[Problem to solve] Search the listing below for the string "werner" and show each line that contains it.

[Given data]
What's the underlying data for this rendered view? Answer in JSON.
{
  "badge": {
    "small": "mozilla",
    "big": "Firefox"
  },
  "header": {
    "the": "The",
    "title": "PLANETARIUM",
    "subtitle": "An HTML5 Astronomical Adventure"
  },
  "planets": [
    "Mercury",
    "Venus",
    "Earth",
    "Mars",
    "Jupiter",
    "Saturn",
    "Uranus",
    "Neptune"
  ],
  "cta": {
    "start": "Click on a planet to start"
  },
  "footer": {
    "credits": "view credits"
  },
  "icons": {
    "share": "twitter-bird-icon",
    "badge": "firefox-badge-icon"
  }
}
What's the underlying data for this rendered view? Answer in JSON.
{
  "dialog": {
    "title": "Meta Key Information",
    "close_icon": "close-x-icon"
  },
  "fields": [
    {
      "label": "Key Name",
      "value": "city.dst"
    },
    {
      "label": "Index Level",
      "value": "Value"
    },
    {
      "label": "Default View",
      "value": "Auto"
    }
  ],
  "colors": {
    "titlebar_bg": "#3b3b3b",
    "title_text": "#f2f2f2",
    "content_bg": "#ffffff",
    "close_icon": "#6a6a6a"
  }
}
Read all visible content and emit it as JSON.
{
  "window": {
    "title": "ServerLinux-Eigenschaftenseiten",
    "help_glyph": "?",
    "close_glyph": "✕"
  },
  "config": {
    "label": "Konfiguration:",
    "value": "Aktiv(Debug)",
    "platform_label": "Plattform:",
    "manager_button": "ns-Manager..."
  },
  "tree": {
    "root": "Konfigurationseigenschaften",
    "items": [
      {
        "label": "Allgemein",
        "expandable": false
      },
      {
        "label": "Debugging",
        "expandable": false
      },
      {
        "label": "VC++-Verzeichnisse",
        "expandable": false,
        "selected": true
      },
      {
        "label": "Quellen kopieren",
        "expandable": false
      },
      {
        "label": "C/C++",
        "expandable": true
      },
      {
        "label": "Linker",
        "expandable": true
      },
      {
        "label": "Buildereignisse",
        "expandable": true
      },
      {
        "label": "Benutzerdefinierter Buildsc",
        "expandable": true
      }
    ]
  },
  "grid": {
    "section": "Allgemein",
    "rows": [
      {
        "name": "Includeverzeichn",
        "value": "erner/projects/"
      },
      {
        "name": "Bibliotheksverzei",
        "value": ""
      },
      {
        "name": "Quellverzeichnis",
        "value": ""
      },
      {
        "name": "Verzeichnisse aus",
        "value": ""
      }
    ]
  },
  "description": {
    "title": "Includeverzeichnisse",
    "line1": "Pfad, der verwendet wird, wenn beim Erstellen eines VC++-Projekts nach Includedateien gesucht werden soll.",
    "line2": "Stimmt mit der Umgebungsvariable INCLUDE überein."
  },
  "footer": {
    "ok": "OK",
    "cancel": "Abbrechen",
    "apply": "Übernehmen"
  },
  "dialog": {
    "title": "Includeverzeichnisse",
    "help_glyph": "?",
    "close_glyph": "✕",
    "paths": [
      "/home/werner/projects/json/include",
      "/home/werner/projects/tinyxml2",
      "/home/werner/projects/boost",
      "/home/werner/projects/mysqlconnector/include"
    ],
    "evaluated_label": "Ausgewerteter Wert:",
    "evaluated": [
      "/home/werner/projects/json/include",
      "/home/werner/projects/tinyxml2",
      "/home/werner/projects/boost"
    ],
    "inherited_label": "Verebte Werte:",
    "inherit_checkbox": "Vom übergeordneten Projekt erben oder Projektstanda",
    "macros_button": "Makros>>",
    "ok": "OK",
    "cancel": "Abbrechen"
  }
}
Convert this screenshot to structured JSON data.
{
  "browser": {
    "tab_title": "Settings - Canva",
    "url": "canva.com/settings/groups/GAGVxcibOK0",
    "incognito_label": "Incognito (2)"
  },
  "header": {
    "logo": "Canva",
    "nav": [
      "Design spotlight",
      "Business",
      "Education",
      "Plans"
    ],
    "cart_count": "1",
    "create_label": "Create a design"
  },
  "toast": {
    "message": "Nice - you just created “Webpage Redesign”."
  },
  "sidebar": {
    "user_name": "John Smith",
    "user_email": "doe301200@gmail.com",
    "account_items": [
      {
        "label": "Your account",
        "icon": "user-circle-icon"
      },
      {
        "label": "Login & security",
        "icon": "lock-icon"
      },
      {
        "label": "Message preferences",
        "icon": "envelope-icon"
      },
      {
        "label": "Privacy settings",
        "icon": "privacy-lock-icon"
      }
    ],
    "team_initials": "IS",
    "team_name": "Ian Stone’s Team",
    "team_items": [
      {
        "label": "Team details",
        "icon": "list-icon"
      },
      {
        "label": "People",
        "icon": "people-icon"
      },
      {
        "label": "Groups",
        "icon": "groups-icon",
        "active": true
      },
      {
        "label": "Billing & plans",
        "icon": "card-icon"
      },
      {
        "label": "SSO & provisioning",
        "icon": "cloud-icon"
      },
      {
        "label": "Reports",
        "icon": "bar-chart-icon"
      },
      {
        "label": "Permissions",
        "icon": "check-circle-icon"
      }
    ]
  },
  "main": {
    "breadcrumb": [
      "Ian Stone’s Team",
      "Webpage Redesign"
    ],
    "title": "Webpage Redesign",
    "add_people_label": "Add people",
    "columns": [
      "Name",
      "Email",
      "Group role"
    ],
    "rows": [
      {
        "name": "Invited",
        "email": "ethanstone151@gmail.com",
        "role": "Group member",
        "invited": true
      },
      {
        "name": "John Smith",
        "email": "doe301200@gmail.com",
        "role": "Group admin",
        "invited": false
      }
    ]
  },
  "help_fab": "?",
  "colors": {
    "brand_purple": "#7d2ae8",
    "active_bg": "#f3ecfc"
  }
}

[The reply]
      "/home/werner/projects/json/include",
      "/home/werner/projects/tinyxml2",
      "/home/werner/projects/boost",
      "/home/werner/projects/mysqlconnector/include"
      "/home/werner/projects/json/include",
      "/home/werner/projects/tinyxml2",
      "/home/werner/projects/boost"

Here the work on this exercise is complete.